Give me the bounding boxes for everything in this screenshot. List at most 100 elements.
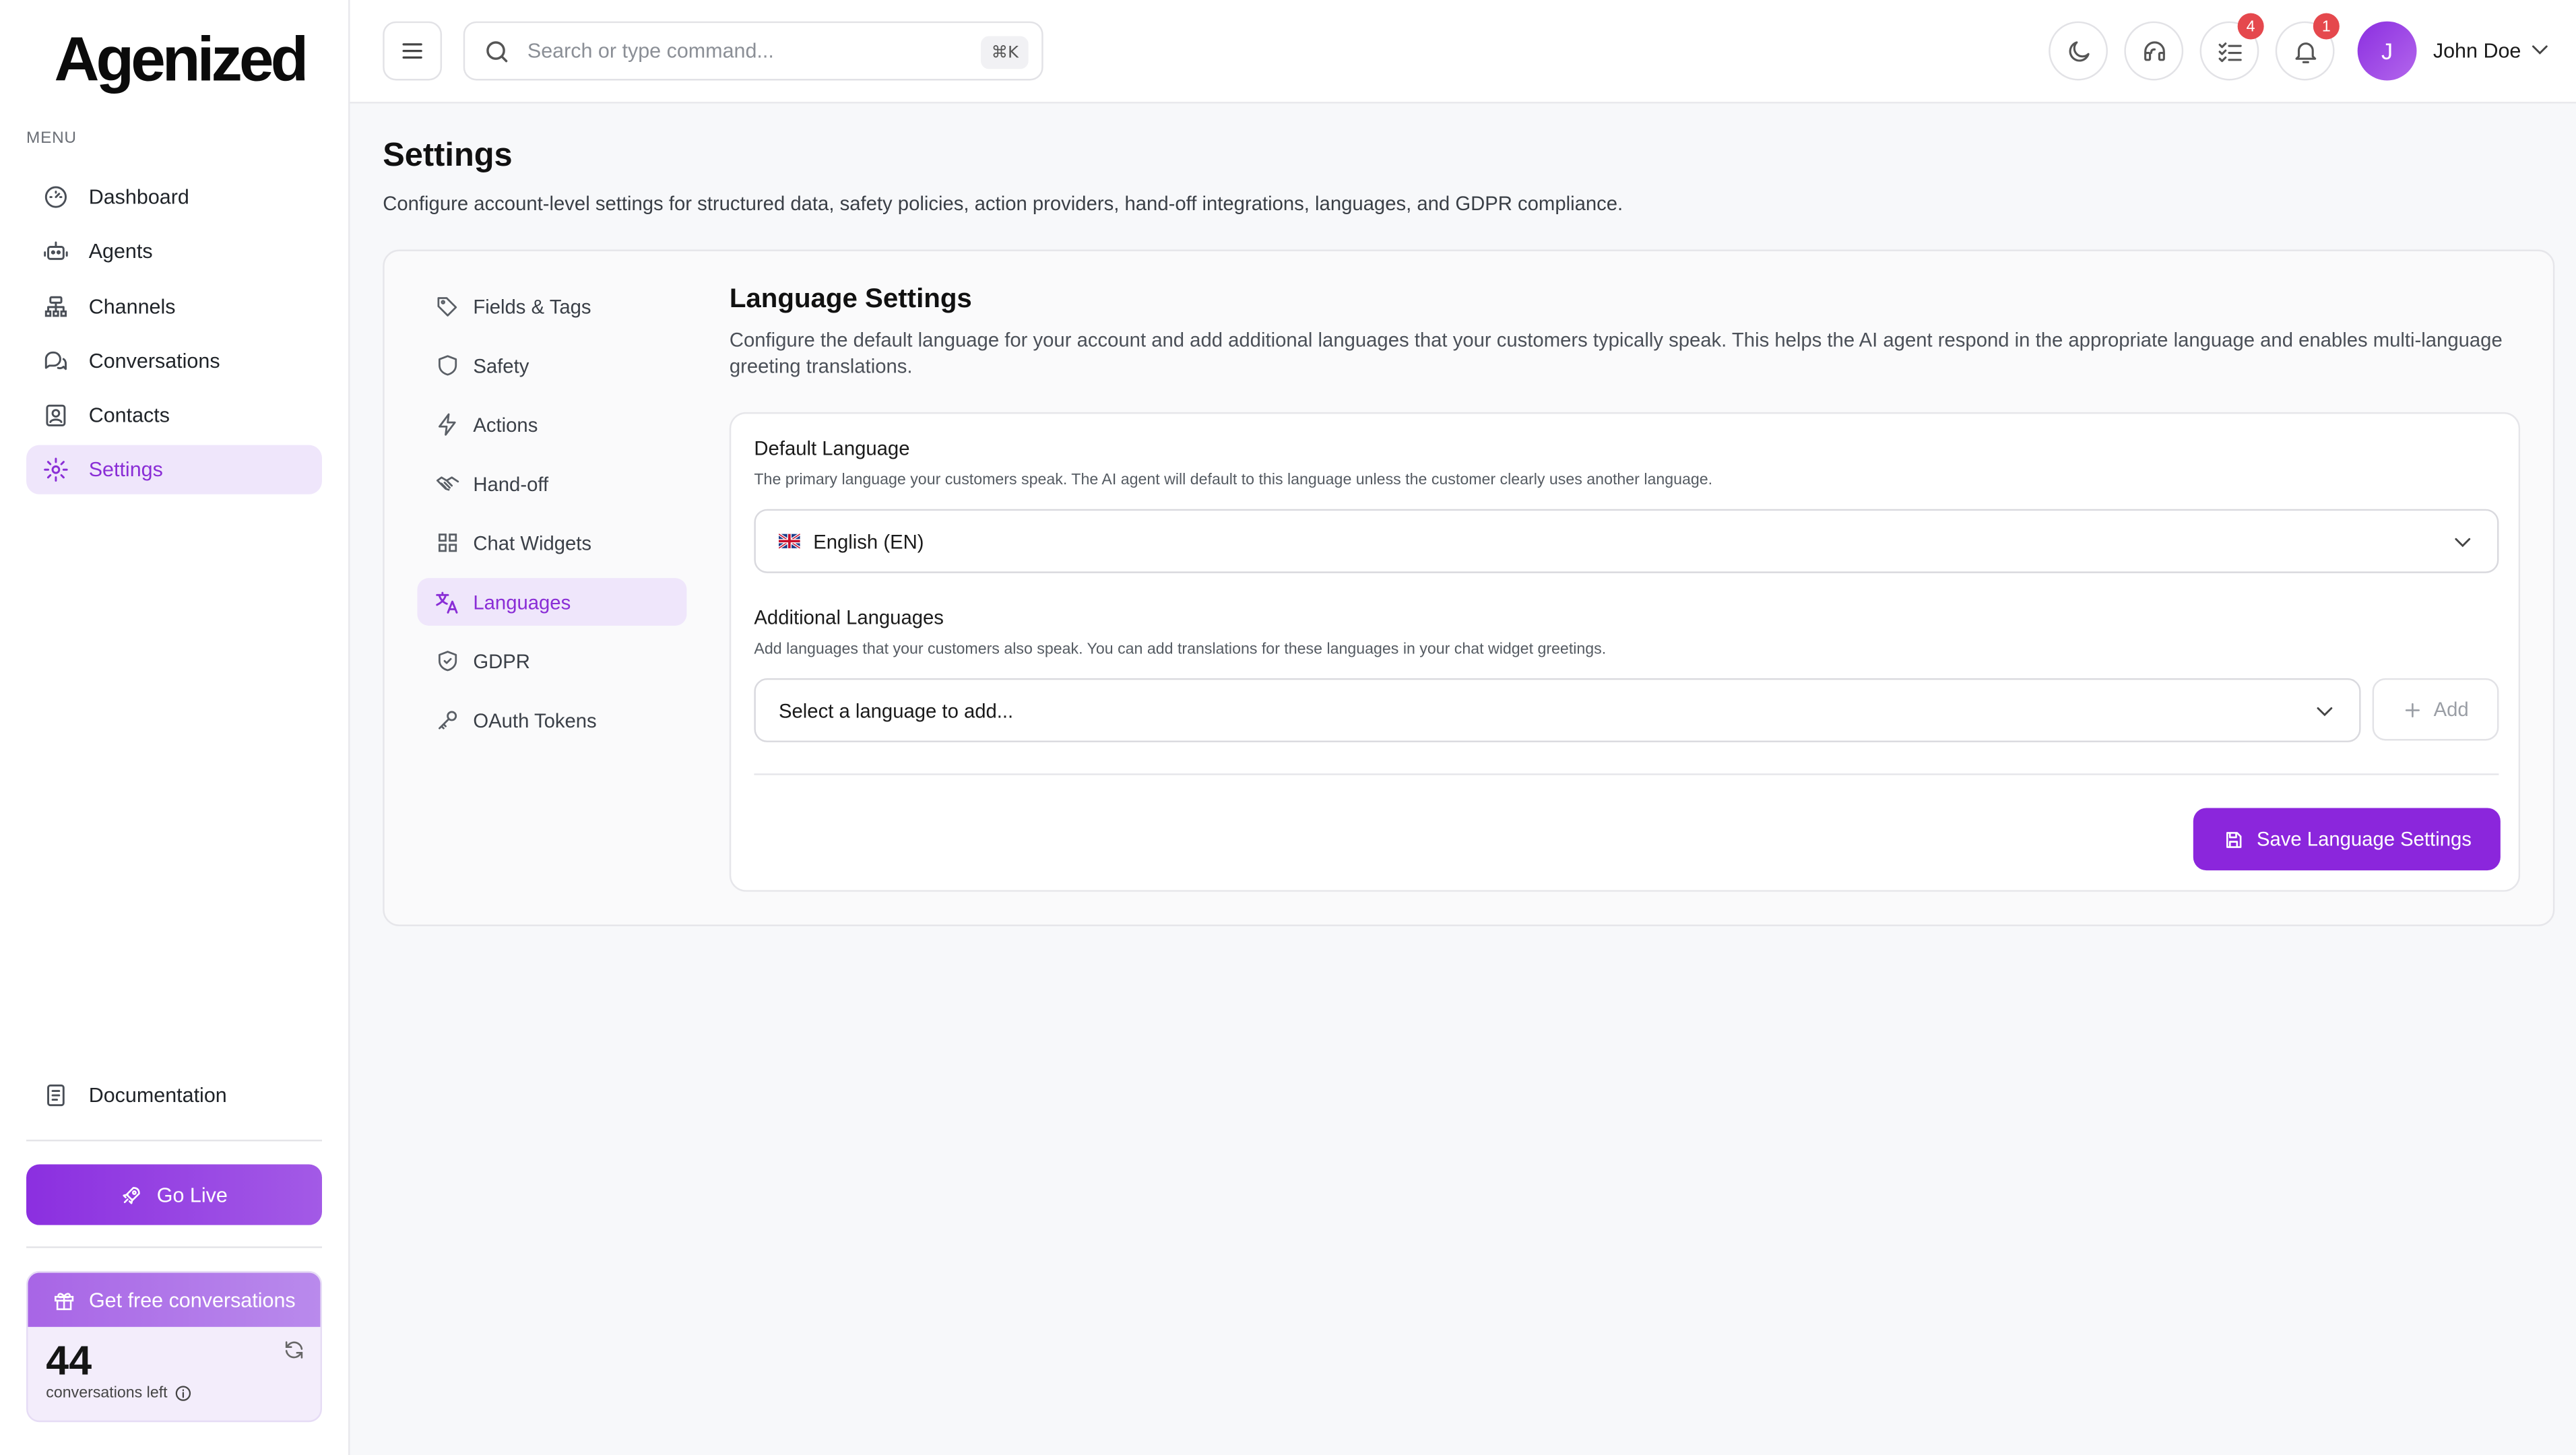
info-icon[interactable] [174, 1384, 192, 1402]
sidebar-item-agents[interactable]: Agents [26, 227, 322, 276]
search-bar[interactable]: ⌘K [463, 21, 1043, 81]
settings-nav-languages[interactable]: Languages [417, 578, 687, 626]
search-input[interactable] [527, 39, 955, 63]
default-language-help: The primary language your customers spea… [754, 471, 1713, 490]
default-language-label: Default Language [754, 437, 910, 460]
settings-card: Fields & Tags Safety Actions Hand-off Ch… [383, 249, 2555, 926]
settings-nav: Fields & Tags Safety Actions Hand-off Ch… [417, 282, 687, 755]
language-form: Default Language The primary language yo… [729, 412, 2521, 892]
page-description: Configure account-level settings for str… [383, 192, 1623, 216]
tag-icon [434, 293, 460, 319]
topbar: ⌘K 4 1 [350, 0, 2576, 104]
settings-nav-oauth-tokens[interactable]: OAuth Tokens [417, 697, 686, 744]
page-title: Settings [383, 137, 513, 174]
save-label: Save Language Settings [2256, 827, 2472, 851]
sidebar-item-dashboard[interactable]: Dashboard [26, 172, 322, 222]
documentation-link[interactable]: Documentation [26, 1071, 322, 1120]
section-description: Configure the default language for your … [729, 328, 2503, 378]
settings-nav-fields-tags[interactable]: Fields & Tags [417, 282, 686, 330]
add-language-label: Add [2433, 698, 2469, 721]
user-name[interactable]: John Doe [2433, 40, 2521, 63]
settings-nav-label: Fields & Tags [473, 294, 591, 318]
document-icon [41, 1080, 71, 1110]
channels-icon [41, 292, 71, 321]
shield-icon [434, 352, 460, 379]
section-title: Language Settings [729, 284, 972, 314]
settings-nav-hand-off[interactable]: Hand-off [417, 460, 686, 508]
gear-icon [41, 455, 71, 485]
notifications-badge: 1 [2313, 13, 2340, 40]
handshake-icon [434, 470, 460, 496]
robot-icon [41, 237, 71, 267]
chevron-down-icon[interactable] [2528, 38, 2551, 61]
sidebar-item-label: Dashboard [88, 185, 189, 209]
plus-icon [2402, 699, 2424, 720]
settings-nav-chat-widgets[interactable]: Chat Widgets [417, 519, 686, 567]
sidebar-divider [26, 1246, 323, 1248]
checklist-icon [2216, 37, 2243, 65]
settings-nav-label: Actions [473, 413, 538, 437]
key-icon [434, 707, 460, 734]
conversations-left-text: conversations left [46, 1384, 168, 1402]
form-divider [754, 773, 2499, 775]
settings-nav-safety[interactable]: Safety [417, 342, 686, 389]
settings-nav-label: Safety [473, 354, 529, 377]
brand-logo[interactable]: Agenized [54, 23, 309, 98]
dashboard-icon [41, 183, 71, 212]
grid-icon [434, 529, 460, 556]
moon-icon [2064, 37, 2092, 65]
conversations-left-label: conversations left [46, 1384, 192, 1402]
translate-icon [434, 589, 460, 615]
sidebar-item-documentation[interactable]: Documentation [26, 1071, 322, 1120]
tasks-button[interactable]: 4 [2199, 13, 2264, 81]
settings-nav-label: OAuth Tokens [473, 708, 597, 732]
sidebar-item-label: Conversations [88, 350, 220, 373]
sidebar-item-contacts[interactable]: Contacts [26, 391, 322, 441]
support-button[interactable] [2124, 21, 2184, 81]
notifications-button[interactable]: 1 [2275, 13, 2340, 81]
sidebar-item-channels[interactable]: Channels [26, 282, 322, 331]
sidebar-item-conversations[interactable]: Conversations [26, 337, 322, 386]
sidebar-item-label: Contacts [88, 404, 170, 428]
settings-nav-label: Languages [473, 590, 571, 614]
additional-language-placeholder: Select a language to add... [778, 699, 1014, 722]
default-language-select[interactable]: English (EN) [754, 509, 2499, 573]
uk-flag-icon [778, 534, 800, 549]
bell-icon [2291, 37, 2319, 65]
shield-check-icon [434, 648, 460, 674]
sidebar-item-label: Agents [88, 240, 153, 263]
additional-language-select[interactable]: Select a language to add... [754, 678, 2361, 742]
search-icon [483, 37, 511, 65]
documentation-label: Documentation [88, 1084, 227, 1107]
menu-toggle-button[interactable] [383, 21, 443, 81]
hamburger-icon [399, 38, 426, 64]
free-conversations-card: Get free conversations 44 conversations … [26, 1270, 323, 1423]
save-language-settings-button[interactable]: Save Language Settings [2193, 808, 2501, 871]
search-shortcut: ⌘K [981, 36, 1029, 69]
avatar[interactable]: J [2357, 21, 2417, 81]
settings-nav-label: Hand-off [473, 472, 549, 496]
tasks-badge: 4 [2237, 13, 2264, 40]
language-settings-panel: Language Settings Configure the default … [729, 284, 2523, 892]
settings-nav-gdpr[interactable]: GDPR [417, 637, 686, 685]
headset-icon [2140, 37, 2168, 65]
get-free-conversations-button[interactable]: Get free conversations [28, 1272, 321, 1327]
settings-nav-label: Chat Widgets [473, 531, 592, 554]
sidebar-item-settings[interactable]: Settings [26, 445, 323, 495]
promo-title: Get free conversations [88, 1288, 296, 1312]
sidebar-item-label: Channels [88, 294, 176, 318]
additional-languages-label: Additional Languages [754, 606, 944, 629]
sidebar-nav: Dashboard Agents Channels Conversations [26, 172, 323, 500]
lightning-icon [434, 412, 460, 438]
chat-icon [41, 346, 71, 376]
go-live-button[interactable]: Go Live [26, 1164, 323, 1225]
sidebar: Agenized MENU Dashboard Agents Channels [0, 0, 350, 1455]
main-area: ⌘K 4 1 [350, 0, 2576, 1455]
chevron-down-icon [2313, 700, 2336, 723]
refresh-icon[interactable] [282, 1338, 305, 1361]
go-live-label: Go Live [156, 1183, 228, 1206]
conversations-count: 44 [46, 1338, 92, 1385]
add-language-button[interactable]: Add [2372, 678, 2499, 741]
settings-nav-actions[interactable]: Actions [417, 401, 686, 449]
theme-toggle-button[interactable] [2049, 21, 2108, 81]
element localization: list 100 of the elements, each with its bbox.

What the task requires: Arrange every line of each item above as a numbered list, omitting blank lines and leaving out the pictures.

Reply:
1. Give me the bounding boxes for everything in this screenshot. List at most 100 elements.
2. info-icon[interactable] [174, 1384, 192, 1402]
3. sidebar-item-agents[interactable]: Agents [26, 227, 322, 276]
4. search-bar[interactable]: ⌘K [463, 21, 1043, 81]
5. settings-nav-languages[interactable]: Languages [417, 578, 687, 626]
6. search-input[interactable] [527, 39, 955, 63]
7. default-language-help: The primary language your customers spea… [754, 471, 1713, 490]
8. default-language-label: Default Language [754, 437, 910, 460]
9. settings-card: Fields & Tags Safety Actions Hand-off Ch… [383, 249, 2555, 926]
10. settings-nav: Fields & Tags Safety Actions Hand-off Ch… [417, 282, 687, 755]
11. language-form: Default Language The primary language yo… [729, 412, 2521, 892]
12. page-description: Configure account-level settings for str… [383, 192, 1623, 216]
13. tag-icon [434, 293, 460, 319]
14. topbar: ⌘K 4 1 [350, 0, 2576, 104]
15. settings-nav-oauth-tokens[interactable]: OAuth Tokens [417, 697, 686, 744]
16. page-title: Settings [383, 137, 513, 174]
17. save-label: Save Language Settings [2256, 827, 2472, 851]
18. sidebar-item-dashboard[interactable]: Dashboard [26, 172, 322, 222]
19. documentation-link[interactable]: Documentation [26, 1071, 322, 1120]
20. section-description: Configure the default language for your … [729, 328, 2503, 378]
21. settings-nav-fields-tags[interactable]: Fields & Tags [417, 282, 686, 330]
22. add-language-label: Add [2433, 698, 2469, 721]
23. user-name[interactable]: John Doe [2433, 40, 2521, 63]
24. settings-nav-label: Fields & Tags [473, 294, 591, 318]
25. document-icon [41, 1080, 71, 1110]
26. channels-icon [41, 292, 71, 321]
27. shield-icon [434, 352, 460, 379]
28. section-title: Language Settings [729, 284, 972, 314]
29. settings-nav-hand-off[interactable]: Hand-off [417, 460, 686, 508]
30. gear-icon [41, 455, 71, 485]
31. notifications-badge: 1 [2313, 13, 2340, 40]
32. handshake-icon [434, 470, 460, 496]
33. robot-icon [41, 237, 71, 267]
34. chevron-down-icon[interactable] [2528, 38, 2551, 61]
35. sidebar-item-label: Dashboard [88, 185, 189, 209]
36. plus-icon [2402, 699, 2424, 720]
37. settings-nav-chat-widgets[interactable]: Chat Widgets [417, 519, 686, 567]
38. sidebar-divider [26, 1246, 323, 1248]
39. checklist-icon [2216, 37, 2243, 65]
40. settings-nav-label: Actions [473, 413, 538, 437]
41. key-icon [434, 707, 460, 734]
42. conversations-left-text: conversations left [46, 1384, 168, 1402]
43. form-divider [754, 773, 2499, 775]
44. settings-nav-safety[interactable]: Safety [417, 342, 686, 389]
45. settings-nav-label: Safety [473, 354, 529, 377]
46. brand-logo[interactable]: Agenized [54, 23, 309, 98]
47. dashboard-icon [41, 183, 71, 212]
48. grid-icon [434, 529, 460, 556]
49. moon-icon [2064, 37, 2092, 65]
50. conversations-left-label: conversations left [46, 1384, 192, 1402]
51. translate-icon [434, 589, 460, 615]
52. sidebar-item-documentation[interactable]: Documentation [26, 1071, 322, 1120]
53. tasks-button[interactable]: 4 [2199, 13, 2264, 81]
54. settings-nav-label: OAuth Tokens [473, 708, 597, 732]
55. sidebar-item-label: Conversations [88, 350, 220, 373]
56. sidebar-item-contacts[interactable]: Contacts [26, 391, 322, 441]
57. support-button[interactable] [2124, 21, 2184, 81]
58. notifications-button[interactable]: 1 [2275, 13, 2340, 81]
59. sidebar-item-channels[interactable]: Channels [26, 282, 322, 331]
60. sidebar-item-conversations[interactable]: Conversations [26, 337, 322, 386]
61. sidebar-item-label: Contacts [88, 404, 170, 428]
62. settings-nav-label: Languages [473, 590, 571, 614]
63. additional-language-placeholder: Select a language to add... [778, 699, 1014, 722]
64. default-language-select[interactable]: English (EN) [754, 509, 2499, 573]
65. uk-flag-icon [778, 534, 800, 549]
66. bell-icon [2291, 37, 2319, 65]
67. shield-check-icon [434, 648, 460, 674]
68. sidebar-item-label: Agents [88, 240, 153, 263]
69. additional-language-select[interactable]: Select a language to add... [754, 678, 2361, 742]
70. search-icon [483, 37, 511, 65]
71. documentation-label: Documentation [88, 1084, 227, 1107]
72. menu-toggle-button[interactable] [383, 21, 443, 81]
73. hamburger-icon [399, 38, 426, 64]
74. free-conversations-card: Get free conversations 44 conversations … [26, 1270, 323, 1423]
75. save-language-settings-button[interactable]: Save Language Settings [2193, 808, 2501, 871]
76. search-shortcut: ⌘K [981, 36, 1029, 69]
77. avatar[interactable]: J [2357, 21, 2417, 81]
78. settings-nav-label: Hand-off [473, 472, 549, 496]
79. tasks-badge: 4 [2237, 13, 2264, 40]
80. language-settings-panel: Language Settings Configure the default … [729, 284, 2523, 892]
81. settings-nav-gdpr[interactable]: GDPR [417, 637, 686, 685]
82. headset-icon [2140, 37, 2168, 65]
83. get-free-conversations-button[interactable]: Get free conversations [28, 1272, 321, 1327]
84. settings-nav-label: Chat Widgets [473, 531, 592, 554]
85. sidebar-item-settings[interactable]: Settings [26, 445, 323, 495]
86. promo-title: Get free conversations [88, 1288, 296, 1312]
87. sidebar-item-label: Channels [88, 294, 176, 318]
88. additional-languages-label: Additional Languages [754, 606, 944, 629]
89. sidebar-nav: Dashboard Agents Channels Conversations [26, 172, 323, 500]
90. lightning-icon [434, 412, 460, 438]
91. chat-icon [41, 346, 71, 376]
92. go-live-button[interactable]: Go Live [26, 1164, 323, 1225]
93. sidebar: Agenized MENU Dashboard Agents Channels [0, 0, 350, 1455]
94. main-area: ⌘K 4 1 [350, 0, 2576, 1455]
95. chevron-down-icon [2313, 700, 2336, 723]
96. refresh-icon[interactable] [282, 1338, 305, 1361]
97. go-live-label: Go Live [156, 1183, 228, 1206]
98. conversations-count: 44 [46, 1338, 92, 1385]
99. add-language-button[interactable]: Add [2372, 678, 2499, 741]
100. settings-nav-actions[interactable]: Actions [417, 401, 686, 449]
101. theme-toggle-button[interactable] [2049, 21, 2108, 81]
102. element localization: list 100 of the elements, each with its bbox.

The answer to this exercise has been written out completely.